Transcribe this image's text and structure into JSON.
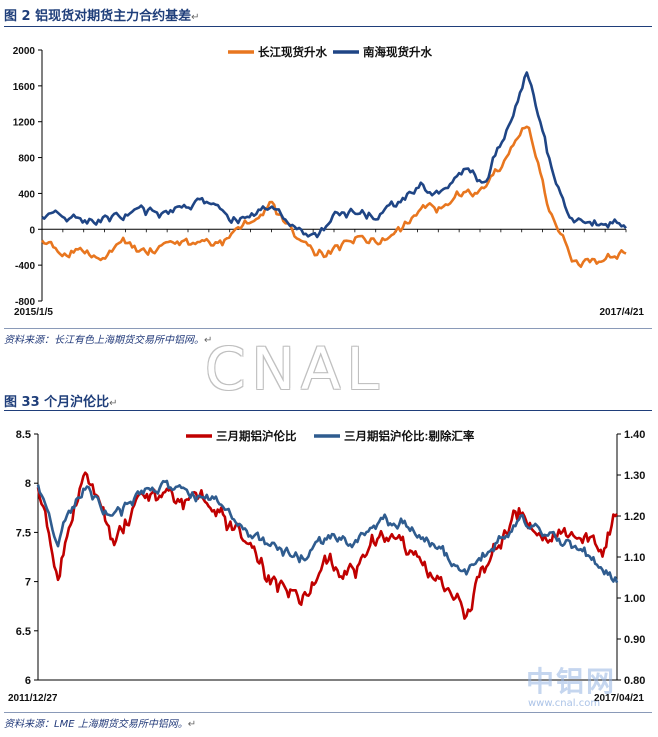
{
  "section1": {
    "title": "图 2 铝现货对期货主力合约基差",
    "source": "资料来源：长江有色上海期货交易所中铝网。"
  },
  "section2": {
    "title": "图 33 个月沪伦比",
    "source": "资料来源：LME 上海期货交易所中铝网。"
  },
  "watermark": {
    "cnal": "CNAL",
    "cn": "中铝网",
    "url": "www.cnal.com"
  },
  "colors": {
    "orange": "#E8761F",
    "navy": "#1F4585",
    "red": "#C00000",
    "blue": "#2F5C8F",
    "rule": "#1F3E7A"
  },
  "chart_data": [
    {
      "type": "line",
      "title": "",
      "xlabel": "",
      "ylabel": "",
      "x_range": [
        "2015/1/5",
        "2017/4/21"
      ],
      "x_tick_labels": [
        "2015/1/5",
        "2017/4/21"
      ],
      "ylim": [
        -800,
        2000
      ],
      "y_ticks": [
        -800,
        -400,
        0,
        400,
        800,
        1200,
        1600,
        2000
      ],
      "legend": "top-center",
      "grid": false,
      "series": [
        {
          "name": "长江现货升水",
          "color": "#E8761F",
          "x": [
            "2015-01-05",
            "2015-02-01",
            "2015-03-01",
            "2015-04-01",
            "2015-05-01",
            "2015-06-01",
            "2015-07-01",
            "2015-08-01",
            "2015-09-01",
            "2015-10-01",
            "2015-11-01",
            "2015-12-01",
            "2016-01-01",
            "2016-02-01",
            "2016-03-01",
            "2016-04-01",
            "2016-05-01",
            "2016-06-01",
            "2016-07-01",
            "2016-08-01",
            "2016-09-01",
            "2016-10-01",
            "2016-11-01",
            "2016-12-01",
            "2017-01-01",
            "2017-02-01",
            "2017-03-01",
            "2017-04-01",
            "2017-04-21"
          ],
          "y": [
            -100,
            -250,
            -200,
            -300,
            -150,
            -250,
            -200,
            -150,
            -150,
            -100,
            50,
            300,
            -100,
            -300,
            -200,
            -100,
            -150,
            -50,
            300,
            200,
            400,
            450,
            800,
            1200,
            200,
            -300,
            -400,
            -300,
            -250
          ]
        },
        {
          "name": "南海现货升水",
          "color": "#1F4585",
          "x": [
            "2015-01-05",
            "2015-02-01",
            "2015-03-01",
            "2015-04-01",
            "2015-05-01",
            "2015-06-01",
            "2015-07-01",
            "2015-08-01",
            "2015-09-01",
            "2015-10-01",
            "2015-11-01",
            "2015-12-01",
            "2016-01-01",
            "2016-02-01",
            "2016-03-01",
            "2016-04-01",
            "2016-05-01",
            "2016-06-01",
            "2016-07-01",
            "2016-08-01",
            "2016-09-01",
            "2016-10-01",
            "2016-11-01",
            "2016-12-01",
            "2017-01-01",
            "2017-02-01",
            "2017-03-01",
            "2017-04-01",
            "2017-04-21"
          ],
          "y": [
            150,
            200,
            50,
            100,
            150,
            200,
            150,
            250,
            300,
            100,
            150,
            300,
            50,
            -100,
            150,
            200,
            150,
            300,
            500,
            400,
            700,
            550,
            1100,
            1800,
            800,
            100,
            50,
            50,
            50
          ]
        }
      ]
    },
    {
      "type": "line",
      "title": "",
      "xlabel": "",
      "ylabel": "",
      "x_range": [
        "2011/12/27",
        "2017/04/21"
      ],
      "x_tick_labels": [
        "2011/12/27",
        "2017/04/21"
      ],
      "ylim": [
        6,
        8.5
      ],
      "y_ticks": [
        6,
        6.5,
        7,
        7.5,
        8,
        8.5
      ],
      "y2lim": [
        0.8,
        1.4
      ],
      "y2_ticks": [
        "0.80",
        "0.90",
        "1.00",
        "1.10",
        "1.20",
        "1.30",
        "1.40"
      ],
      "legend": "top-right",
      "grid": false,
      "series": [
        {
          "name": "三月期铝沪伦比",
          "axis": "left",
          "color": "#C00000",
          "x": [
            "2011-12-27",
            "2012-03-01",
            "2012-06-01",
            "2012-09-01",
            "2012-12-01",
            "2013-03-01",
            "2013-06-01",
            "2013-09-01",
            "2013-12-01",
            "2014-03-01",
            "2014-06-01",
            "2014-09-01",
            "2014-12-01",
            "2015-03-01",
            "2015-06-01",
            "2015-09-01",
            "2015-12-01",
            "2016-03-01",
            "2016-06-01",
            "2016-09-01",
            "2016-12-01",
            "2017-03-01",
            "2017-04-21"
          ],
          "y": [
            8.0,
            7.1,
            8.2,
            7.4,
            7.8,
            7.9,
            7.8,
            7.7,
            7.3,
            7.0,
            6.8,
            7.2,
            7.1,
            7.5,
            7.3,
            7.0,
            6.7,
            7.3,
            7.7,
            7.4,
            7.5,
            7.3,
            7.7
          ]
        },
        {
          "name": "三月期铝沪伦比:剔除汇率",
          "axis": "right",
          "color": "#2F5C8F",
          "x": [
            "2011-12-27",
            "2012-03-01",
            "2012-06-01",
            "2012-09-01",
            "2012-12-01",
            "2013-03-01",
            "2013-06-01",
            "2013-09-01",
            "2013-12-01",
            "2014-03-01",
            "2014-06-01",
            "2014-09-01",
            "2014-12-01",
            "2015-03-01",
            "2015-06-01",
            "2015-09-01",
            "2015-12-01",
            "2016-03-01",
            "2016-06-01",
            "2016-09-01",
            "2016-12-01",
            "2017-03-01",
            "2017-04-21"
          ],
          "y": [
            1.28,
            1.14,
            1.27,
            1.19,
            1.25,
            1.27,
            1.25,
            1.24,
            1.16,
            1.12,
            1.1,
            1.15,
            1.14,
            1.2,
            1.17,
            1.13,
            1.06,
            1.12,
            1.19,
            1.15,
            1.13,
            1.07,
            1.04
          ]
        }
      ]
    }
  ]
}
* * *
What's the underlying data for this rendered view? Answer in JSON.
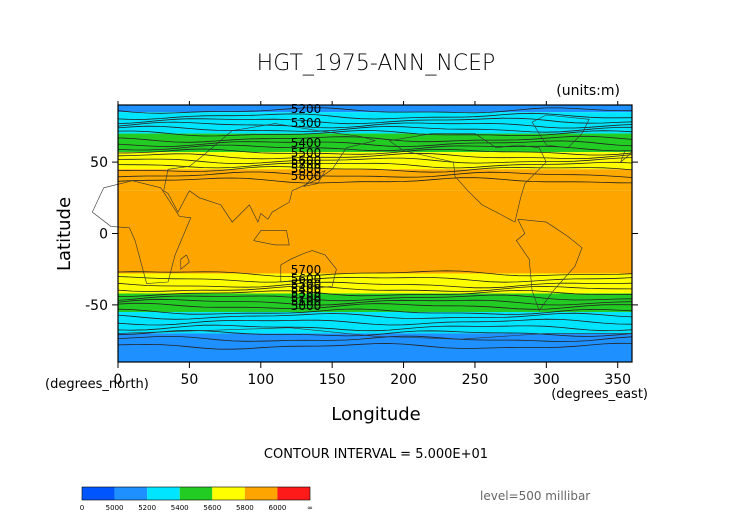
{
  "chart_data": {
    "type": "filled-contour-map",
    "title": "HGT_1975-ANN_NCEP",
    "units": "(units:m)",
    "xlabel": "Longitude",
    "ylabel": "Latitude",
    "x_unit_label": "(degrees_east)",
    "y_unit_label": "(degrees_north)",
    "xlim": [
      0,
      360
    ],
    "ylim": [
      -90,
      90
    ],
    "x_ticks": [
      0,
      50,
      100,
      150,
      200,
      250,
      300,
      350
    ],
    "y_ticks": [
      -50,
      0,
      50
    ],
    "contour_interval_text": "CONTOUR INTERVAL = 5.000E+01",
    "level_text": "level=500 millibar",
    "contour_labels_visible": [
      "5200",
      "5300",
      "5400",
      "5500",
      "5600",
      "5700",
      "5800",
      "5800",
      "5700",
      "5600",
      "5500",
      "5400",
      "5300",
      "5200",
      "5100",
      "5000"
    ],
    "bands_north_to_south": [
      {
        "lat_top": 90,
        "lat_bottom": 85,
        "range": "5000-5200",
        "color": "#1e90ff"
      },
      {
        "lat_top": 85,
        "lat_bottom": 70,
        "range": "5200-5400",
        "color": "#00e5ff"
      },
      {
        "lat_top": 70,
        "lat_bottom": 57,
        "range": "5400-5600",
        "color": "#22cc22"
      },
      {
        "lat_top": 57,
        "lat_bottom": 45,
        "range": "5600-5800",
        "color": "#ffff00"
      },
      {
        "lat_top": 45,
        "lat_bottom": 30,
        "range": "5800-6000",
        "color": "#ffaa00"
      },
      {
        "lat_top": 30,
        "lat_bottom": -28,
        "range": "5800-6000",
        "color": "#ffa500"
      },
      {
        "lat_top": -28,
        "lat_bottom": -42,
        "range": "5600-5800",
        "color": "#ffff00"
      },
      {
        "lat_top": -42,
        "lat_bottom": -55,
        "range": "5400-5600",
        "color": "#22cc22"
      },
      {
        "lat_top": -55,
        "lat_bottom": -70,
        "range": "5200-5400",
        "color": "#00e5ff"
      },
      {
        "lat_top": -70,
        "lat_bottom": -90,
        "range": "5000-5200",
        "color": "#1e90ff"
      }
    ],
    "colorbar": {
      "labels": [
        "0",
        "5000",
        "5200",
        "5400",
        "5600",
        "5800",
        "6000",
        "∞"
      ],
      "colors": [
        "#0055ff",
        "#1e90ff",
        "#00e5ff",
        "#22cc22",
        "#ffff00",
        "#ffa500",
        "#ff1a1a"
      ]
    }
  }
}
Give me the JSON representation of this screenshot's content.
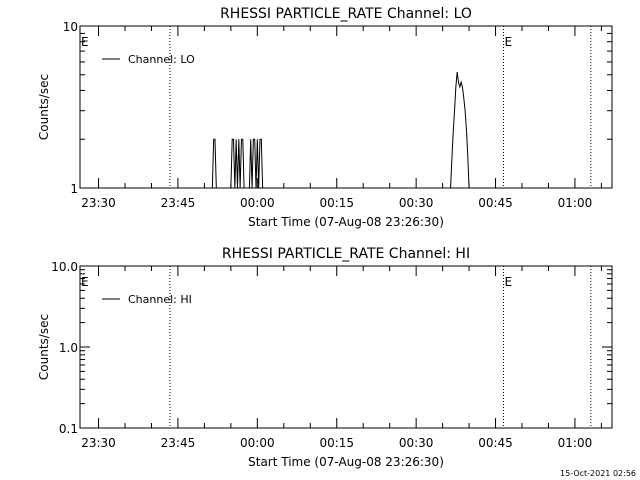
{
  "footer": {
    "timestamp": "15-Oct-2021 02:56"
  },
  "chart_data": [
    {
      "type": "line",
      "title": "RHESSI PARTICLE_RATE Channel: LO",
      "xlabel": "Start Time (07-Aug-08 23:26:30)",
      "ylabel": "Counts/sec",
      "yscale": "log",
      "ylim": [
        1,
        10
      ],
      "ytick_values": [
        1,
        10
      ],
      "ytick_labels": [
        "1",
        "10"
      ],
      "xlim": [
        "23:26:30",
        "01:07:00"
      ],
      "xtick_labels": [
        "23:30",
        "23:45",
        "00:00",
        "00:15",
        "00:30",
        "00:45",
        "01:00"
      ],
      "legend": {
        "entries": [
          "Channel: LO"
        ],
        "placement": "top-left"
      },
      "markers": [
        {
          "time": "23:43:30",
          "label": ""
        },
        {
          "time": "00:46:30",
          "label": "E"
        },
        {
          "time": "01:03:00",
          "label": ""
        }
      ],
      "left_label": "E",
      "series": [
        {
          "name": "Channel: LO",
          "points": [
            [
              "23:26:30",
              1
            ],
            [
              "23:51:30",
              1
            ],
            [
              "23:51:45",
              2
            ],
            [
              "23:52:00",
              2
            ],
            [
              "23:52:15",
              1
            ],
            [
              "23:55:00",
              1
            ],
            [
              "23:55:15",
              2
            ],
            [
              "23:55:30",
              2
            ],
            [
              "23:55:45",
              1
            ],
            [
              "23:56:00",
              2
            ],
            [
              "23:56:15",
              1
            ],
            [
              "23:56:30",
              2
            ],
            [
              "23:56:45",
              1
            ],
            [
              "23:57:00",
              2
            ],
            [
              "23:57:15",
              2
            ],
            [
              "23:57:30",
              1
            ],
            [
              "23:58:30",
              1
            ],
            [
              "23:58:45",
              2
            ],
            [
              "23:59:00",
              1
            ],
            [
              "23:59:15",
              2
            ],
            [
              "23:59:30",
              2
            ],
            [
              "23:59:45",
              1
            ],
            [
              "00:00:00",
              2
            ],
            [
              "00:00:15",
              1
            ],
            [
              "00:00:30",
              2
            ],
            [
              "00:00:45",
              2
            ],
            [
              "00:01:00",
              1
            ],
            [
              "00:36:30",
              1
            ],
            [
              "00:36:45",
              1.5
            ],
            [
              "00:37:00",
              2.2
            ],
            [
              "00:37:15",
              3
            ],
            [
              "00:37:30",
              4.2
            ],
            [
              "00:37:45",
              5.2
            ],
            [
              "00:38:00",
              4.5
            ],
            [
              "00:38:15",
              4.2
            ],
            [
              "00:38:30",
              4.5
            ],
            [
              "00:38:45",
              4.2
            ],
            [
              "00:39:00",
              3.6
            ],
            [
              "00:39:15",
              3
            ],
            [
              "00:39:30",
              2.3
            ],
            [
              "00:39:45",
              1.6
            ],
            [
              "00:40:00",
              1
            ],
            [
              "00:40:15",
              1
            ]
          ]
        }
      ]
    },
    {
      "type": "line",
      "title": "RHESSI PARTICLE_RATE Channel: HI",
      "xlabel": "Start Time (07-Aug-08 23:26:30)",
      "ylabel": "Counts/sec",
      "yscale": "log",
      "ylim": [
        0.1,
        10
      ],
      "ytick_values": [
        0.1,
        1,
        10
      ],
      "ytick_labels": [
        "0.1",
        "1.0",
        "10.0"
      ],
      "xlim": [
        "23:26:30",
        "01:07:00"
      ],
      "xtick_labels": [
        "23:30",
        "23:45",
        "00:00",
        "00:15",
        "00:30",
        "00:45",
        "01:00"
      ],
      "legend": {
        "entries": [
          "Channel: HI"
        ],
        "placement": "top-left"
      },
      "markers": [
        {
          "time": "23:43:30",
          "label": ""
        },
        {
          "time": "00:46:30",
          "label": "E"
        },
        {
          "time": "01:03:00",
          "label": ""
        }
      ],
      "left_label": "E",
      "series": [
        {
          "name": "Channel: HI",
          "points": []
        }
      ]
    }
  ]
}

## Stated exercise
Pull every line containing the word "this" out of the material and copy it.

## Reply
Transcribe this image's text and structure into JSON.
What's the underlying data for this rendered view? Answer in JSON.
Give me the JSON representation of this screenshot's content.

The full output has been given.